===== Supplied records =====

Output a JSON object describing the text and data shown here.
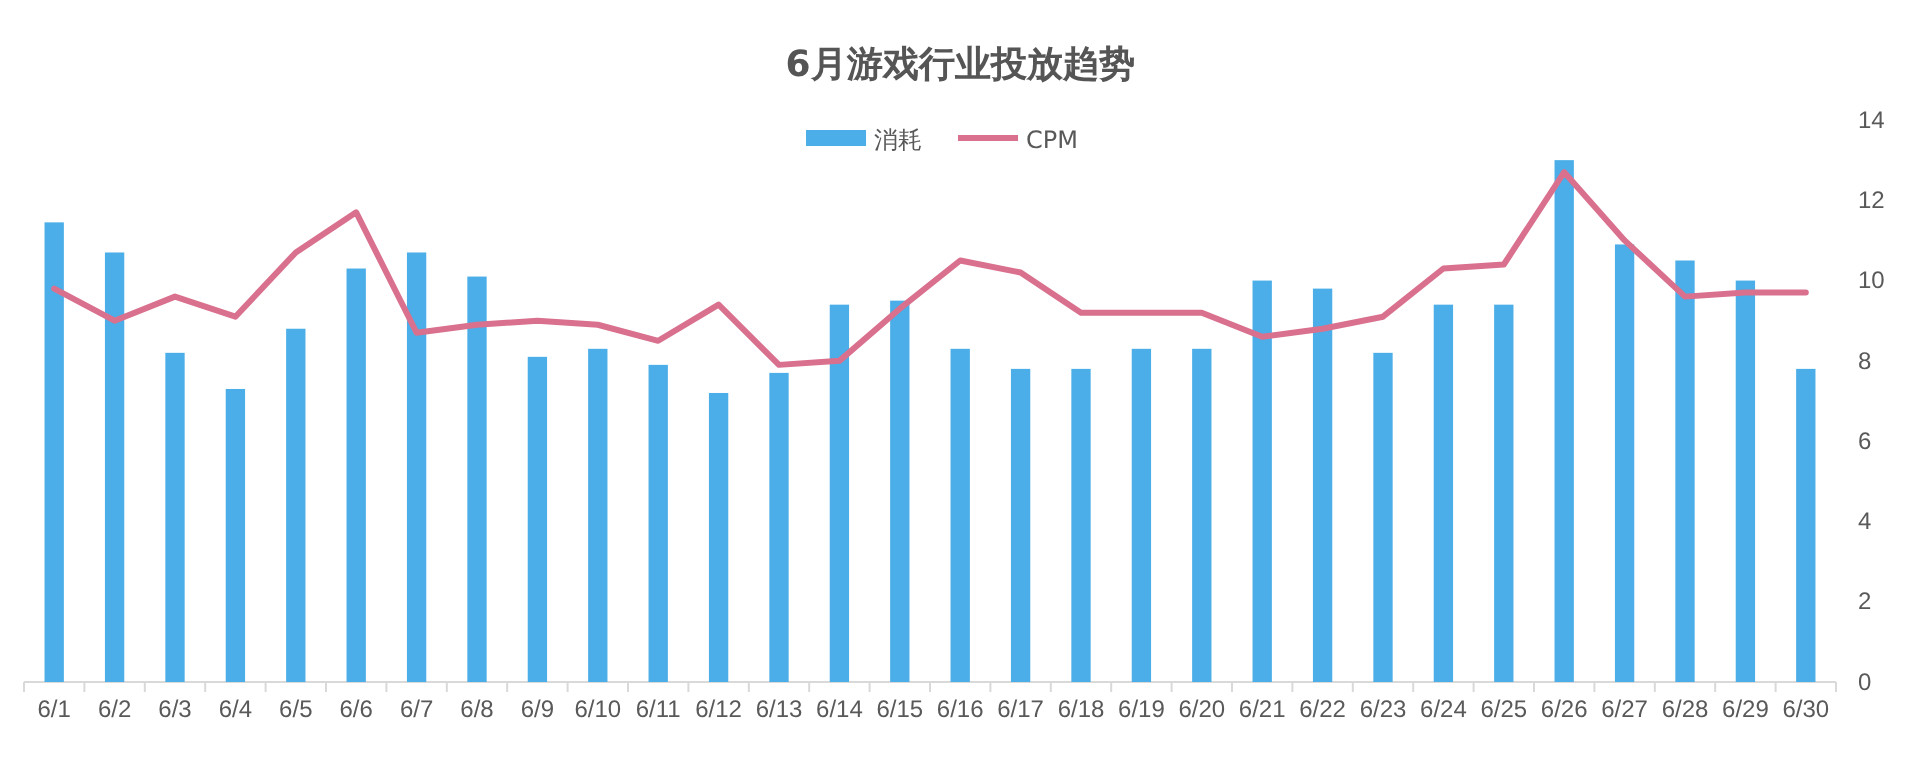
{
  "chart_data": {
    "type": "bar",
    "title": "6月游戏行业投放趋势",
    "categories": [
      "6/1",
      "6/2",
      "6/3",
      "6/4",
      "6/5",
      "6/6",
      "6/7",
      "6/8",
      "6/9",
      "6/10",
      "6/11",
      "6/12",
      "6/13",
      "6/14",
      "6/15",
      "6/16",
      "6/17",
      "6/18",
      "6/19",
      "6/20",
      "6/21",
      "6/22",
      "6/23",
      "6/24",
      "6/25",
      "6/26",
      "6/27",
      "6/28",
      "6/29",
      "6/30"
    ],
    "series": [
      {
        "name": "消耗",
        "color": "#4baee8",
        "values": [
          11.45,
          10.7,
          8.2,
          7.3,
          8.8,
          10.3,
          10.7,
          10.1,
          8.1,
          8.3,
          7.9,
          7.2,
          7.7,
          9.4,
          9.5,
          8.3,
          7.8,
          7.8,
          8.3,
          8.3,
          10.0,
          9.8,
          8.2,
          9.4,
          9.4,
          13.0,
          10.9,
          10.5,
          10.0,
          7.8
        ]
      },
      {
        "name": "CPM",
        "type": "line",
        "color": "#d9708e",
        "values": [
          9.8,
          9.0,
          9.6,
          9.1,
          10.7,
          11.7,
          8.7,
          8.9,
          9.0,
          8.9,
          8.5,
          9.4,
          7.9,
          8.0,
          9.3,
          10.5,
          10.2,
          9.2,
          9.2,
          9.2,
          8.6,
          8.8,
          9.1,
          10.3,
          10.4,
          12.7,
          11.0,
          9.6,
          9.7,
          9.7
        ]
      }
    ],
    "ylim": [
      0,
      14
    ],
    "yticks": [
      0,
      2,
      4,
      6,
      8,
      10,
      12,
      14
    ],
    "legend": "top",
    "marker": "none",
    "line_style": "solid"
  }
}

=====

Short exercise>
Every line above should be returned word for word, with the pictures left behind.

Written solution>
Output a JSON object describing the text and data shown here.
{
  "chart_data": {
    "type": "bar",
    "title": "6月游戏行业投放趋势",
    "categories": [
      "6/1",
      "6/2",
      "6/3",
      "6/4",
      "6/5",
      "6/6",
      "6/7",
      "6/8",
      "6/9",
      "6/10",
      "6/11",
      "6/12",
      "6/13",
      "6/14",
      "6/15",
      "6/16",
      "6/17",
      "6/18",
      "6/19",
      "6/20",
      "6/21",
      "6/22",
      "6/23",
      "6/24",
      "6/25",
      "6/26",
      "6/27",
      "6/28",
      "6/29",
      "6/30"
    ],
    "series": [
      {
        "name": "消耗",
        "color": "#4baee8",
        "values": [
          11.45,
          10.7,
          8.2,
          7.3,
          8.8,
          10.3,
          10.7,
          10.1,
          8.1,
          8.3,
          7.9,
          7.2,
          7.7,
          9.4,
          9.5,
          8.3,
          7.8,
          7.8,
          8.3,
          8.3,
          10.0,
          9.8,
          8.2,
          9.4,
          9.4,
          13.0,
          10.9,
          10.5,
          10.0,
          7.8
        ]
      },
      {
        "name": "CPM",
        "type": "line",
        "color": "#d9708e",
        "values": [
          9.8,
          9.0,
          9.6,
          9.1,
          10.7,
          11.7,
          8.7,
          8.9,
          9.0,
          8.9,
          8.5,
          9.4,
          7.9,
          8.0,
          9.3,
          10.5,
          10.2,
          9.2,
          9.2,
          9.2,
          8.6,
          8.8,
          9.1,
          10.3,
          10.4,
          12.7,
          11.0,
          9.6,
          9.7,
          9.7
        ]
      }
    ],
    "ylim": [
      0,
      14
    ],
    "yticks": [
      0,
      2,
      4,
      6,
      8,
      10,
      12,
      14
    ],
    "legend": "top",
    "marker": "none",
    "line_style": "solid"
  }
}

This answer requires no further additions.